= Task statement =
Using the data below, copy each line that includes the word "Hiroshima".
═════ Data in this exercise ═════
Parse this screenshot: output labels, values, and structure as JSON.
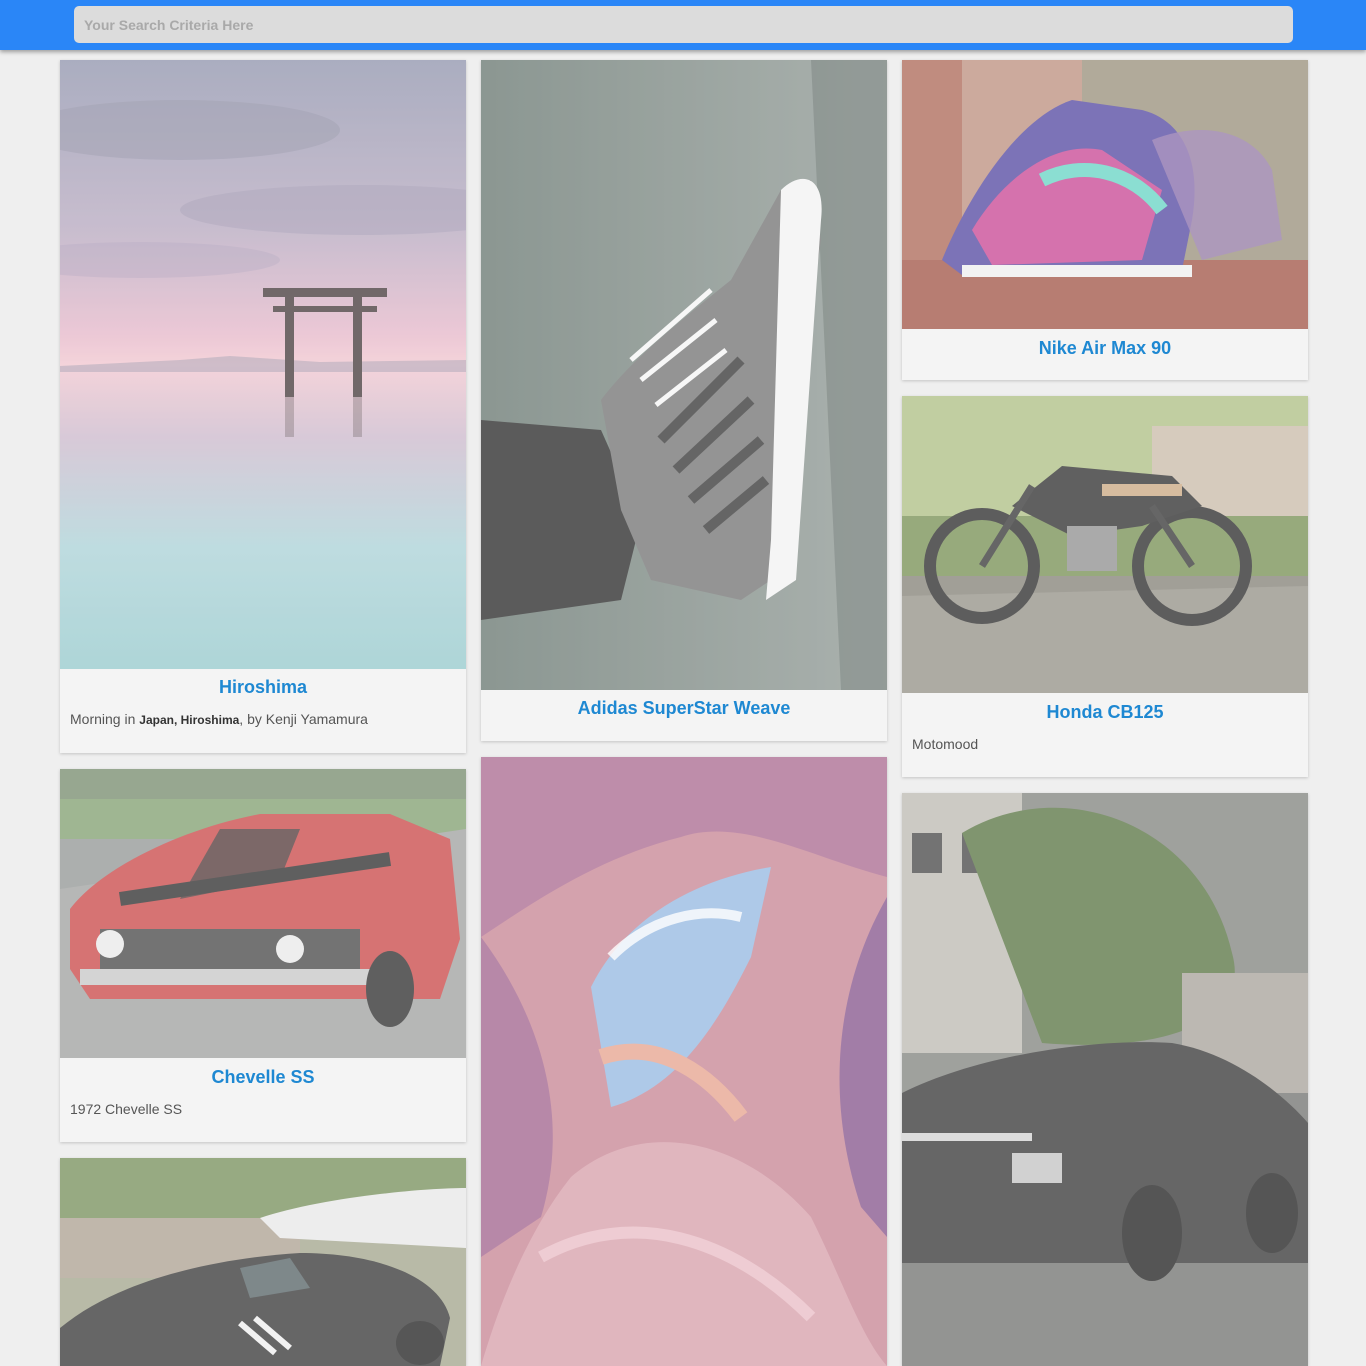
{
  "search": {
    "placeholder": "Your Search Criteria Here"
  },
  "cards": [
    {
      "title": "Hiroshima",
      "desc": {
        "prefix": "Morning in ",
        "place": "Japan, Hiroshima",
        "suffix": ", by Kenji Yamamura"
      }
    },
    {
      "title": "Adidas SuperStar Weave"
    },
    {
      "title": "Nike Air Max 90"
    },
    {
      "title": "Honda CB125",
      "desc": "Motomood"
    },
    {
      "title": "Chevelle SS",
      "desc": "1972 Chevelle SS"
    },
    {
      "title": ""
    },
    {
      "title": ""
    },
    {
      "title": ""
    }
  ],
  "colors": {
    "accent": "#2a86f7",
    "title": "#1e88d2"
  }
}
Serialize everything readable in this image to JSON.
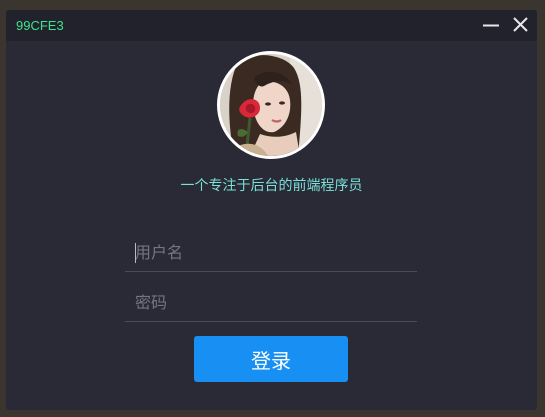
{
  "window": {
    "title": "99CFE3"
  },
  "profile": {
    "slogan": "一个专注于后台的前端程序员"
  },
  "form": {
    "username_placeholder": "用户名",
    "password_placeholder": "密码",
    "login_label": "登录"
  },
  "icons": {
    "minimize": "minimize-icon",
    "close": "close-icon"
  },
  "colors": {
    "title_text": "#3ee58c",
    "slogan_text": "#7be0d8",
    "login_button": "#1890f3",
    "window_background": "#292a35",
    "titlebar_background": "#21222b"
  }
}
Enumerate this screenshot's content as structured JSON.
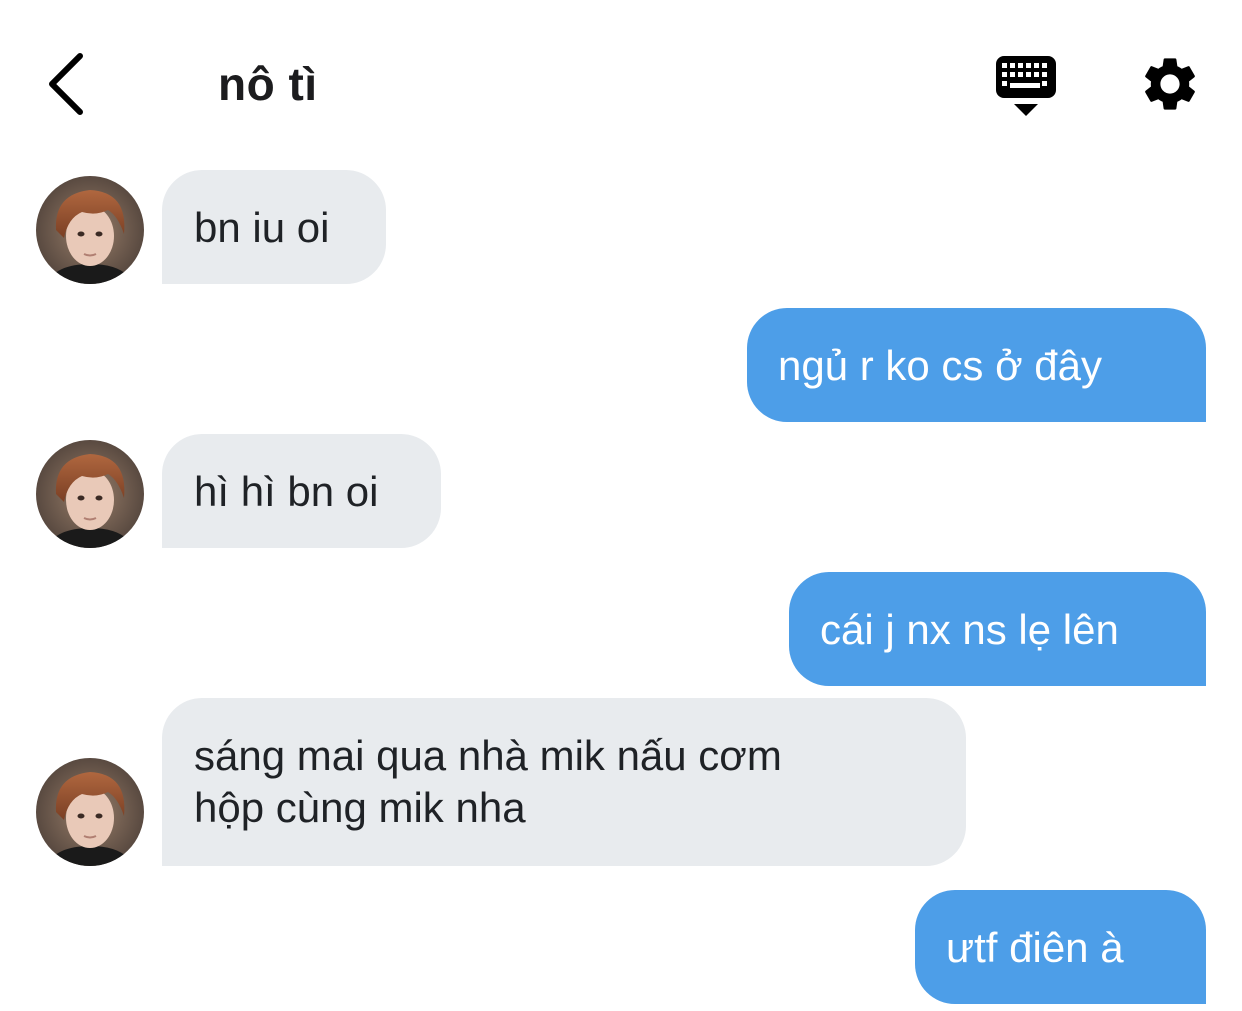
{
  "header": {
    "title": "nô tì",
    "icons": {
      "back": "chevron-left-icon",
      "keyboard": "keyboard-icon",
      "settings": "gear-icon"
    }
  },
  "colors": {
    "incoming_bubble": "#e8ebee",
    "outgoing_bubble": "#4d9ee8",
    "incoming_text": "#1f2226",
    "outgoing_text": "#ffffff"
  },
  "messages": [
    {
      "direction": "incoming",
      "text": "bn iu oi"
    },
    {
      "direction": "outgoing",
      "text": "ngủ r ko cs ở đây"
    },
    {
      "direction": "incoming",
      "text": "hì hì bn oi"
    },
    {
      "direction": "outgoing",
      "text": "cái j nx ns lẹ lên"
    },
    {
      "direction": "incoming",
      "lines": [
        "sáng mai qua nhà mik nấu cơm",
        "hộp cùng mik nha"
      ]
    },
    {
      "direction": "outgoing",
      "text": "ưtf điên à"
    }
  ]
}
═════
= Solved exercise =
      "title": "Hiroshima",
        "place": "Japan, Hiroshima",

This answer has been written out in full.